OBJECTIVE -
Restate word for word the lines from the one containing "Convert this chart" through the end of the listing below, with both ends included.

* BEGIN DATA SECTION *

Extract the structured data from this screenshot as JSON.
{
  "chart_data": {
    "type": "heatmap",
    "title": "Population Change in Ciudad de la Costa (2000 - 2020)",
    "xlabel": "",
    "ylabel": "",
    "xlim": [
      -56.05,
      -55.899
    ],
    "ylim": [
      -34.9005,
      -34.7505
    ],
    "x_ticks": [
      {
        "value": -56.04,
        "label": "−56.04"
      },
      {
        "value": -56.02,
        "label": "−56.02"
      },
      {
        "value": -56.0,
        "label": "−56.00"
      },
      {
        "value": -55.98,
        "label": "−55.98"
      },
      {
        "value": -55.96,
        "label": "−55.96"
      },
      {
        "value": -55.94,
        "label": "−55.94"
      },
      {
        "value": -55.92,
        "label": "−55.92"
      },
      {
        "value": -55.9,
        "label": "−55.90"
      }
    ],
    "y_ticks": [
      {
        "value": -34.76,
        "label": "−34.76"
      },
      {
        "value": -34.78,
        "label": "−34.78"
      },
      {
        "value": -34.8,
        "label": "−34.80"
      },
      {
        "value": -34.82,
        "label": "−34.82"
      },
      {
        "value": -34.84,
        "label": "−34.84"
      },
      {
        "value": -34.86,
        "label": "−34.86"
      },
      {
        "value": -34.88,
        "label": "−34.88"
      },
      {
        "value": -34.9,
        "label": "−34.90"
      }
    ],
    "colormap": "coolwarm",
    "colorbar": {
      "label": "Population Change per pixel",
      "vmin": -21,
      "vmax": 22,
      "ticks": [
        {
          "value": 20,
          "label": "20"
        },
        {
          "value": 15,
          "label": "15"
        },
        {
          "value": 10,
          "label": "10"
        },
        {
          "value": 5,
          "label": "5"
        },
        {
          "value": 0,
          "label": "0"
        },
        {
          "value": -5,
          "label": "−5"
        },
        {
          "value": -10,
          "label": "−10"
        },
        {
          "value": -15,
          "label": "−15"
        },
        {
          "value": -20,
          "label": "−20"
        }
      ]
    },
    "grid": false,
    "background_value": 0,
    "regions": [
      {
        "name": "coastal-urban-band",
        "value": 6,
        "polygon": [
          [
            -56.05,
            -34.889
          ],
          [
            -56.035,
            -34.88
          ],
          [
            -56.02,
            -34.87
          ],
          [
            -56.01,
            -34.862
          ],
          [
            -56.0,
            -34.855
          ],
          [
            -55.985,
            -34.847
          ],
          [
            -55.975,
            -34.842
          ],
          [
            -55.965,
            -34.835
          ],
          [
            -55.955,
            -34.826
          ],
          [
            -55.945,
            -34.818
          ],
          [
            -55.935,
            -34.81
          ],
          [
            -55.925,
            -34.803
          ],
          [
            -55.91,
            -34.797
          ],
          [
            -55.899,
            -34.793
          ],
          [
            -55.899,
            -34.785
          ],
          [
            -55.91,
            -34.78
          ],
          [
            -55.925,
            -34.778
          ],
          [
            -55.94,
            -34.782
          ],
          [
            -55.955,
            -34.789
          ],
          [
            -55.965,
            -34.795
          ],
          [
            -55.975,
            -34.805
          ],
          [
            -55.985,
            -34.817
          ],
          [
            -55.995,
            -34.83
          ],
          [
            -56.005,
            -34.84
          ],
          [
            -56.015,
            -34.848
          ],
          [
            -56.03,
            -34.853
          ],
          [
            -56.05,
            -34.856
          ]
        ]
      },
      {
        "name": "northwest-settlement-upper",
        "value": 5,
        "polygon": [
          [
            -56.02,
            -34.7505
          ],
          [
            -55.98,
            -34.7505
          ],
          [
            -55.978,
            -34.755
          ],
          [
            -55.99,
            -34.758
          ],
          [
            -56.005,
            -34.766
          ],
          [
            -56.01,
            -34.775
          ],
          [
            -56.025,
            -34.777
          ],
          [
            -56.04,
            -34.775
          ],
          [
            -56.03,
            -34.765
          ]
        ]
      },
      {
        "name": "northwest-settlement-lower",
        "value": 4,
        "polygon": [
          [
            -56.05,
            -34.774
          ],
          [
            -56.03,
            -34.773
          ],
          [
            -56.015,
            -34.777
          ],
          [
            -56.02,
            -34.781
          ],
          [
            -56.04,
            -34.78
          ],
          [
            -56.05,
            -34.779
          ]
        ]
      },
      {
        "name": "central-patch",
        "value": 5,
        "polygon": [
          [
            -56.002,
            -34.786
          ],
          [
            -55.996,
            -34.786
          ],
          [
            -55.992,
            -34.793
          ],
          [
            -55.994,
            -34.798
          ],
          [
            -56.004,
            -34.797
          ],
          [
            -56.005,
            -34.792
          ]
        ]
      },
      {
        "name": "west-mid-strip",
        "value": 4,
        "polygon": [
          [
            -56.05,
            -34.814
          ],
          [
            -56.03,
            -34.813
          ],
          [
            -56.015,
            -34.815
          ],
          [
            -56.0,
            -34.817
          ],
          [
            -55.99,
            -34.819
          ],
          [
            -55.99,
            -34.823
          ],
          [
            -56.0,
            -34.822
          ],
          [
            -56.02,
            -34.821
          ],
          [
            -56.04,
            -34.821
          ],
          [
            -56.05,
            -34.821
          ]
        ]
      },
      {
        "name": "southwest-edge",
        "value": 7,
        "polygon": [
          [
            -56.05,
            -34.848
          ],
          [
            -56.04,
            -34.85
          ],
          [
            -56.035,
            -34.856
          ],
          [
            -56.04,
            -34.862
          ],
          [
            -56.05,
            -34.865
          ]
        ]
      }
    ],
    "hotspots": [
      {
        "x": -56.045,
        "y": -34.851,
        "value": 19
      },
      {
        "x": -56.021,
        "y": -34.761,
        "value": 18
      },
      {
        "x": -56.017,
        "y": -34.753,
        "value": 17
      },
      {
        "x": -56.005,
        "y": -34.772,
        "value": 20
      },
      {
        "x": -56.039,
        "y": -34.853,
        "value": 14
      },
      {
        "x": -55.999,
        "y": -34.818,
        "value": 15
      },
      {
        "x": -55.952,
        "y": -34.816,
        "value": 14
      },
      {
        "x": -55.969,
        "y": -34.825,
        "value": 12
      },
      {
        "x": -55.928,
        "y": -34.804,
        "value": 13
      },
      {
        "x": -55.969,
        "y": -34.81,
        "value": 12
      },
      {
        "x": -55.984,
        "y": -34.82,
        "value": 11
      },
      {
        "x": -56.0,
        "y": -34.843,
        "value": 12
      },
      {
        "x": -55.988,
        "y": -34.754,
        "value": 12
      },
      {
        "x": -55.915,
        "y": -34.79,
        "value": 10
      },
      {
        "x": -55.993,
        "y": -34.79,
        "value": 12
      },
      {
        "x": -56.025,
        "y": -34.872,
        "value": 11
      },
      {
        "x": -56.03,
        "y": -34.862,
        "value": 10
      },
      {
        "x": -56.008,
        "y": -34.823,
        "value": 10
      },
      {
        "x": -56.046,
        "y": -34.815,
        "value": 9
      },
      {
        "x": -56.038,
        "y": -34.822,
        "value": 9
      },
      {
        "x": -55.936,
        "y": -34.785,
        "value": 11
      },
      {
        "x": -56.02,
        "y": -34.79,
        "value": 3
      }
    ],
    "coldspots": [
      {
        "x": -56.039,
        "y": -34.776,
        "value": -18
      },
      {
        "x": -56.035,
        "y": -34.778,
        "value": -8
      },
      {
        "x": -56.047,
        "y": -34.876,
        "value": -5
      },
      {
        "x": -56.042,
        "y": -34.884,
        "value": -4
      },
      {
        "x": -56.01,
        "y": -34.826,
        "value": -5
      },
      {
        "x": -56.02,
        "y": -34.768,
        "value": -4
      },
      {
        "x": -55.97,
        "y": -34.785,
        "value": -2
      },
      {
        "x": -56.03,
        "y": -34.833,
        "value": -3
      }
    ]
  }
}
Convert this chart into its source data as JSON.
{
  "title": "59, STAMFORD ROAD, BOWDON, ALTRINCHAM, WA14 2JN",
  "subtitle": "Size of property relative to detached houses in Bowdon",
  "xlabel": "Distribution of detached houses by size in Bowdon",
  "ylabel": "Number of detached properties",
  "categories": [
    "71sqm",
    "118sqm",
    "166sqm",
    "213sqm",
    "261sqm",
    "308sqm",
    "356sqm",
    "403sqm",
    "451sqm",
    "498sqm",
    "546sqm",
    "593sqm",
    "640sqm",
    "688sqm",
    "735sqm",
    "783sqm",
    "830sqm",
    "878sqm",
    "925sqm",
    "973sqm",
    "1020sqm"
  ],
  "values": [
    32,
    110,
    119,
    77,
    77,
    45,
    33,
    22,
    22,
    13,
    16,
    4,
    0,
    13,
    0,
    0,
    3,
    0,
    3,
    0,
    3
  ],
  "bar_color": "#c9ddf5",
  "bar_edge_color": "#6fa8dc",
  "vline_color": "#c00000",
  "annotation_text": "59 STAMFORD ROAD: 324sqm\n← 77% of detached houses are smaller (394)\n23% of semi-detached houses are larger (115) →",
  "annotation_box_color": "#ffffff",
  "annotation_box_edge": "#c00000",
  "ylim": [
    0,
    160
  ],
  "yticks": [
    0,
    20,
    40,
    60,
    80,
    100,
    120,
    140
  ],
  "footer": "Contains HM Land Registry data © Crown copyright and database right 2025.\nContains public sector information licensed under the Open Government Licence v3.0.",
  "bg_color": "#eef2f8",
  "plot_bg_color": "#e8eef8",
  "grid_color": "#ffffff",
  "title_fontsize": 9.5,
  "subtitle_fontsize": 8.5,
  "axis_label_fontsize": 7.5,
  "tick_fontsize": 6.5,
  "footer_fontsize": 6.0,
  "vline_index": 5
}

* END DATA SECTION *

TASK SOLUTION -
Convert this chart into its source data as JSON.
{
  "title": "59, STAMFORD ROAD, BOWDON, ALTRINCHAM, WA14 2JN",
  "subtitle": "Size of property relative to detached houses in Bowdon",
  "xlabel": "Distribution of detached houses by size in Bowdon",
  "ylabel": "Number of detached properties",
  "categories": [
    "71sqm",
    "118sqm",
    "166sqm",
    "213sqm",
    "261sqm",
    "308sqm",
    "356sqm",
    "403sqm",
    "451sqm",
    "498sqm",
    "546sqm",
    "593sqm",
    "640sqm",
    "688sqm",
    "735sqm",
    "783sqm",
    "830sqm",
    "878sqm",
    "925sqm",
    "973sqm",
    "1020sqm"
  ],
  "values": [
    32,
    110,
    119,
    77,
    77,
    45,
    33,
    22,
    22,
    13,
    16,
    4,
    0,
    13,
    0,
    0,
    3,
    0,
    3,
    0,
    3
  ],
  "bar_color": "#c9ddf5",
  "bar_edge_color": "#6fa8dc",
  "vline_color": "#c00000",
  "annotation_text": "59 STAMFORD ROAD: 324sqm\n← 77% of detached houses are smaller (394)\n23% of semi-detached houses are larger (115) →",
  "annotation_box_color": "#ffffff",
  "annotation_box_edge": "#c00000",
  "ylim": [
    0,
    160
  ],
  "yticks": [
    0,
    20,
    40,
    60,
    80,
    100,
    120,
    140
  ],
  "footer": "Contains HM Land Registry data © Crown copyright and database right 2025.\nContains public sector information licensed under the Open Government Licence v3.0.",
  "bg_color": "#eef2f8",
  "plot_bg_color": "#e8eef8",
  "grid_color": "#ffffff",
  "title_fontsize": 9.5,
  "subtitle_fontsize": 8.5,
  "axis_label_fontsize": 7.5,
  "tick_fontsize": 6.5,
  "footer_fontsize": 6.0,
  "vline_index": 5
}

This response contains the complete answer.